Data entries:
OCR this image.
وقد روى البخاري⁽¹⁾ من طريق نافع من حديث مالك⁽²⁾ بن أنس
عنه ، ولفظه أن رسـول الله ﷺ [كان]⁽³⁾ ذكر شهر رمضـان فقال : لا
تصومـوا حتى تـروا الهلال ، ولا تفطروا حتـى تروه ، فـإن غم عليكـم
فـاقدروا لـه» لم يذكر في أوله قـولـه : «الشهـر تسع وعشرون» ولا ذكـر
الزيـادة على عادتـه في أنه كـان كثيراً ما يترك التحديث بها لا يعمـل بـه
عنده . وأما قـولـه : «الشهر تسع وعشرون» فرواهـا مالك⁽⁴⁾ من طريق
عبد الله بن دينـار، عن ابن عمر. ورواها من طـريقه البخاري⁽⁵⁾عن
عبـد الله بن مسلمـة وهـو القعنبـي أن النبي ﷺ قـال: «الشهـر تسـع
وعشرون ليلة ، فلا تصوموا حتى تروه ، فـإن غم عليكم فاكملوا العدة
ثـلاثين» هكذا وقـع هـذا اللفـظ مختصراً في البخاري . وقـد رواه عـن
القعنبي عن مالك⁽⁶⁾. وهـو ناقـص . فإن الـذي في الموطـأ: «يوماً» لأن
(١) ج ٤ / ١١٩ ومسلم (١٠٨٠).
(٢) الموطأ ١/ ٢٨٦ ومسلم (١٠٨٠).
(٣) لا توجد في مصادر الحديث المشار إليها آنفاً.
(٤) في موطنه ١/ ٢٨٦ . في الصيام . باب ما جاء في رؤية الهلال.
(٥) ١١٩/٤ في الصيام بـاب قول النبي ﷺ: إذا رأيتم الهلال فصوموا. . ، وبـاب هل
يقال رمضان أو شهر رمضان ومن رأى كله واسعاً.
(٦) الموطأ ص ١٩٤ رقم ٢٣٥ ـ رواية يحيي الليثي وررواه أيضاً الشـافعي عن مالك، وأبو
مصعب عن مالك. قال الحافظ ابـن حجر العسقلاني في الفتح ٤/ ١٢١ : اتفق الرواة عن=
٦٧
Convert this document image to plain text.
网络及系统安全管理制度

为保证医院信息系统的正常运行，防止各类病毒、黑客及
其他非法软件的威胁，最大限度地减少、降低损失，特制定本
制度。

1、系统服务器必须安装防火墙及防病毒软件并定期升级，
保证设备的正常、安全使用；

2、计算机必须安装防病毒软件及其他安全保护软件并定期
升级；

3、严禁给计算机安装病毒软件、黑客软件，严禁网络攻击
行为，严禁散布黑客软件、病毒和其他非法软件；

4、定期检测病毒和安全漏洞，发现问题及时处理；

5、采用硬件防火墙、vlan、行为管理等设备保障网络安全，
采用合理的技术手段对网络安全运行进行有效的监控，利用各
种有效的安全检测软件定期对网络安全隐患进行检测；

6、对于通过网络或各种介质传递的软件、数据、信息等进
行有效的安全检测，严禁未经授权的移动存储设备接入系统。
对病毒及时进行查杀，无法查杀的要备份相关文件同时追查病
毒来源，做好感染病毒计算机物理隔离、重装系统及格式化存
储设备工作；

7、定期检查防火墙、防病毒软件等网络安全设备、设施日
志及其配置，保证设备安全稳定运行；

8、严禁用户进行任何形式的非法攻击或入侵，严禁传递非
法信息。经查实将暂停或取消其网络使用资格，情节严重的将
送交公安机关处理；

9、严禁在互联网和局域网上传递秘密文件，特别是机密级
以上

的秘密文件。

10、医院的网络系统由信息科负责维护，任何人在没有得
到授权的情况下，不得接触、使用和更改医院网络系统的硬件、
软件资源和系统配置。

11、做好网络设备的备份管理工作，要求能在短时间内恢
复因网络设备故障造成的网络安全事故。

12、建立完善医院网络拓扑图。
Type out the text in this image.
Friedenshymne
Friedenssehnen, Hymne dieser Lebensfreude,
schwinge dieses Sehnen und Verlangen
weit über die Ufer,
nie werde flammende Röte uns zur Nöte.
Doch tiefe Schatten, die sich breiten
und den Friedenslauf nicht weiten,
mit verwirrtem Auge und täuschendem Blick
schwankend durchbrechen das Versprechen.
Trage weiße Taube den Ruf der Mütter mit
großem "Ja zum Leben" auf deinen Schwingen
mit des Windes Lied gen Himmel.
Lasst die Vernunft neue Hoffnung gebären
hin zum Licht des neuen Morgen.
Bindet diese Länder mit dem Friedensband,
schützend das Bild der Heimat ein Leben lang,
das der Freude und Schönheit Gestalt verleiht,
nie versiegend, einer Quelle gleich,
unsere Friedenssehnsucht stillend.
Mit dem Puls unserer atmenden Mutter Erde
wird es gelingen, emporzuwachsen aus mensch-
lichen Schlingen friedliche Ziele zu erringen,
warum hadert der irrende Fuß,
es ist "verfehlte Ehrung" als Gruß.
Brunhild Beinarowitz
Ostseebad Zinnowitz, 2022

--- To be done ---
Lines containing the string "text" are to be selected and copied.

--- Solution to the problem ---
Convert this document image to plain text.
Type out the text in this image.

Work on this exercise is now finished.